→ WORK TO COMPLETE
Count every line that has the word "navigation" in it; give no more than the number.

..............................

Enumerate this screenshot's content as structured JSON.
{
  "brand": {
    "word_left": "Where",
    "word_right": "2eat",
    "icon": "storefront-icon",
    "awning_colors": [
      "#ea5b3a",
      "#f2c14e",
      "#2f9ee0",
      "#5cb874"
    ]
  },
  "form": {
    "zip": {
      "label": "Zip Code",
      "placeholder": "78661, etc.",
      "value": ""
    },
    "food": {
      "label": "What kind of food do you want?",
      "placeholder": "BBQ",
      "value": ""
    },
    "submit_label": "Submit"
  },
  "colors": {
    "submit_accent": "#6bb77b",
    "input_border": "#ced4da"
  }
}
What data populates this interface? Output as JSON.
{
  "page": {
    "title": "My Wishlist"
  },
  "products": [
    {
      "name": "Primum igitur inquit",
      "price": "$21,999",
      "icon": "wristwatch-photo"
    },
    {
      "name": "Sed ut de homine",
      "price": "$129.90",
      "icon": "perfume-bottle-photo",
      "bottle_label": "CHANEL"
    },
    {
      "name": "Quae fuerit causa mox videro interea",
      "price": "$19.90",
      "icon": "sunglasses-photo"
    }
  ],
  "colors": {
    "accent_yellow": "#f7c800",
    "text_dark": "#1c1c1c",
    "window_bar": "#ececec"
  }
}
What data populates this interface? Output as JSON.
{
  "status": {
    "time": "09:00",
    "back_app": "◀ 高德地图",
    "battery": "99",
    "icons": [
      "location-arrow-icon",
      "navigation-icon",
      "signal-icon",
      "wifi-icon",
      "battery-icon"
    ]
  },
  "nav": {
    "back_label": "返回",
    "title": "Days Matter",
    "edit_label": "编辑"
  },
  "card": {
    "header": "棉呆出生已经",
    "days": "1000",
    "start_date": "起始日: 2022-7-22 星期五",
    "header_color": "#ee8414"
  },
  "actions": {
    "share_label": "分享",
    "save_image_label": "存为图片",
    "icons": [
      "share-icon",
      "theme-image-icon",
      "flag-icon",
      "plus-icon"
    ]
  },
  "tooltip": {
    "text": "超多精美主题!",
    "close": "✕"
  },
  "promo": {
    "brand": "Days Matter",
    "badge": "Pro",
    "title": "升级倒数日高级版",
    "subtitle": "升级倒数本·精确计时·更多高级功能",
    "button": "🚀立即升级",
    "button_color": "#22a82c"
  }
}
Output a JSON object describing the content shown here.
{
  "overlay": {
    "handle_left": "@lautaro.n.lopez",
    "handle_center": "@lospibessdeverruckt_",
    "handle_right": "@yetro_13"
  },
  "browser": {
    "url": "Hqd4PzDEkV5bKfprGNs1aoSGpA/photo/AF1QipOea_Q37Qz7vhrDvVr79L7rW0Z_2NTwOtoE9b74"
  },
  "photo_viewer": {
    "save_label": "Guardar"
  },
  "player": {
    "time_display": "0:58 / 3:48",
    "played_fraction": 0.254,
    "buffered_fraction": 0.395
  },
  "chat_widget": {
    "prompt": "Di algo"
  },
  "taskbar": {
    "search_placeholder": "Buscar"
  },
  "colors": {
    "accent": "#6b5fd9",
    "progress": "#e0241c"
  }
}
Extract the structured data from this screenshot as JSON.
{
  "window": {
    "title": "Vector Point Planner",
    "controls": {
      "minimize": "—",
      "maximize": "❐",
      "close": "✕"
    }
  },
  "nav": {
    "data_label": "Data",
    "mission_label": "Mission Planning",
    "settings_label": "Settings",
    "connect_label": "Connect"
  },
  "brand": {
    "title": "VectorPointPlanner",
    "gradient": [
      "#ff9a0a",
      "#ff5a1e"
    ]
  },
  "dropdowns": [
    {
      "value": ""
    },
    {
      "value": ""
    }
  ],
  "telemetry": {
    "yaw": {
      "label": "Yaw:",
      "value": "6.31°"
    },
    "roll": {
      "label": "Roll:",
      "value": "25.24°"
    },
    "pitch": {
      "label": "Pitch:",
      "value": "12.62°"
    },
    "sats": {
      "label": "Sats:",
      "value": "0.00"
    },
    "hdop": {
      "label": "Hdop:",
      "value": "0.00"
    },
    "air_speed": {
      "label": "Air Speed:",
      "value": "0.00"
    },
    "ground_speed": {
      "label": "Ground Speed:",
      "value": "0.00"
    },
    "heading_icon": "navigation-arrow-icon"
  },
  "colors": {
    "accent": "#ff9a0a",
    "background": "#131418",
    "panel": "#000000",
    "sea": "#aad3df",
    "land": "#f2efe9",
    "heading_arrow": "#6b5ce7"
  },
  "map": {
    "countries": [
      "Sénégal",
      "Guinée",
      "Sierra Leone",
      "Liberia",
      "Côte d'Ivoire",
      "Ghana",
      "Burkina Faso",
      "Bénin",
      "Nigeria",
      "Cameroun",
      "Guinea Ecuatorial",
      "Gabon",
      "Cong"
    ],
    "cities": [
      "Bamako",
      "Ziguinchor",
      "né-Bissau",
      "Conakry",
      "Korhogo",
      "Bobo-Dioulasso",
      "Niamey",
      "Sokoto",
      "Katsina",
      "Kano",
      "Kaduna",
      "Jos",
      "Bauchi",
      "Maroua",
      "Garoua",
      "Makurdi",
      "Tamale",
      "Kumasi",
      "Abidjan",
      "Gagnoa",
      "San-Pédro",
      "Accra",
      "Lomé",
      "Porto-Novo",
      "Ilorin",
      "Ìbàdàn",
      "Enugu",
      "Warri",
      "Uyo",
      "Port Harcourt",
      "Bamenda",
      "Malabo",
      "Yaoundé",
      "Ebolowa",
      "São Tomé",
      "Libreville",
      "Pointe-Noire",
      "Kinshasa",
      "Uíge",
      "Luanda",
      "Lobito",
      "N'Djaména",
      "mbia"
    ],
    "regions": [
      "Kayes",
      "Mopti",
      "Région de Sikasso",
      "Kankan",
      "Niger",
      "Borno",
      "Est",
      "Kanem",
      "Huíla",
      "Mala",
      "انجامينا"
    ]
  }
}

..............................

→ TASK ANSWER
2